● What is expected
Extract, from the records beneath this instruction, each line that contains the word "Century".

[Stored entries]
▼

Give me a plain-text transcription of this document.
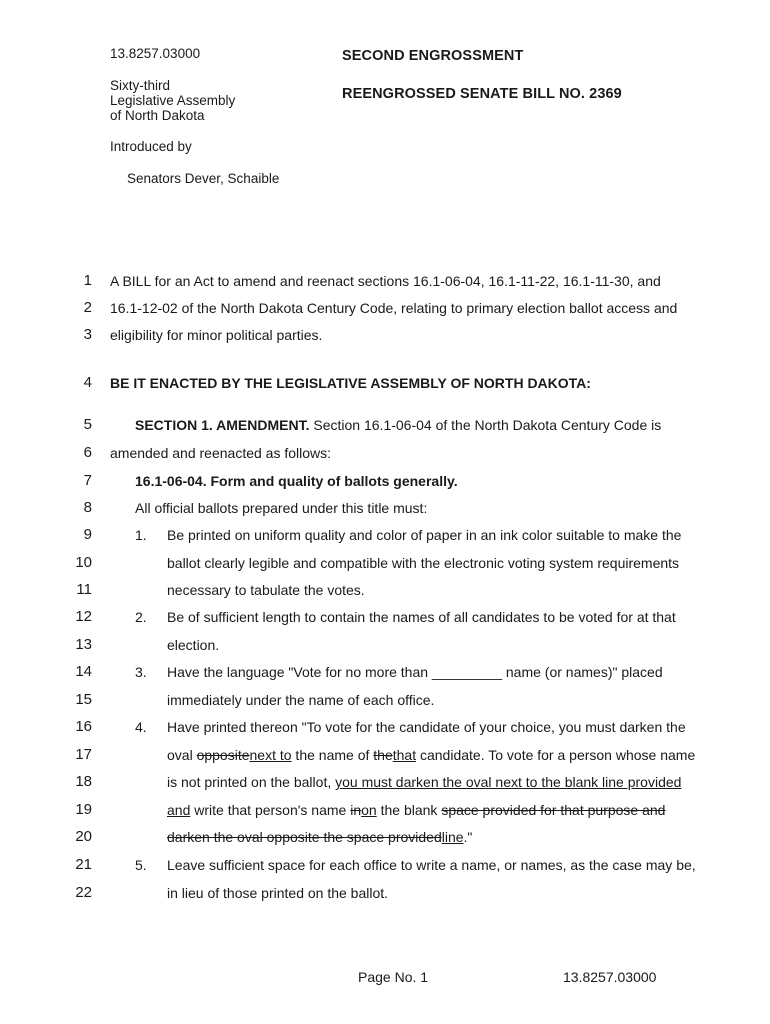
13.8257.03000
Sixty-third
Legislative Assembly
of North Dakota
SECOND ENGROSSMENT
REENGROSSED SENATE BILL NO. 2369
Introduced by
Senators Dever, Schaible
1 A BILL for an Act to amend and reenact sections 16.1-06-04, 16.1-11-22, 16.1-11-30, and
2 16.1-12-02 of the North Dakota Century Code, relating to primary election ballot access and
3 eligibility for minor political parties.
4 BE IT ENACTED BY THE LEGISLATIVE ASSEMBLY OF NORTH DAKOTA:
5	SECTION 1. AMENDMENT. Section 16.1-06-04 of the North Dakota Century Code is
6 amended and reenacted as follows:
7	16.1-06-04. Form and quality of ballots generally.
8	All official ballots prepared under this title must:
9	1. Be printed on uniform quality and color of paper in an ink color suitable to make the
10	ballot clearly legible and compatible with the electronic voting system requirements
11	necessary to tabulate the votes.
12	2. Be of sufficient length to contain the names of all candidates to be voted for at that
13	election.
14	3. Have the language "Vote for no more than _________ name (or names)" placed
15	immediately under the name of each office.
16	4. Have printed thereon "To vote for the candidate of your choice, you must darken the
17	oval oppositenext to the name of thethat candidate. To vote for a person whose name
18	is not printed on the ballot, you must darken the oval next to the blank line provided
19	and write that person's name inon the blank space provided for that purpose and
20	darken the oval opposite the space providedline."
21	5. Leave sufficient space for each office to write a name, or names, as the case may be,
22	in lieu of those printed on the ballot.
Page No. 1	13.8257.03000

▲

● Reply
2 16.1-12-02 of the North Dakota Century Code, relating to primary election ballot access and
5	SECTION 1. AMENDMENT. Section 16.1-06-04 of the North Dakota Century Code is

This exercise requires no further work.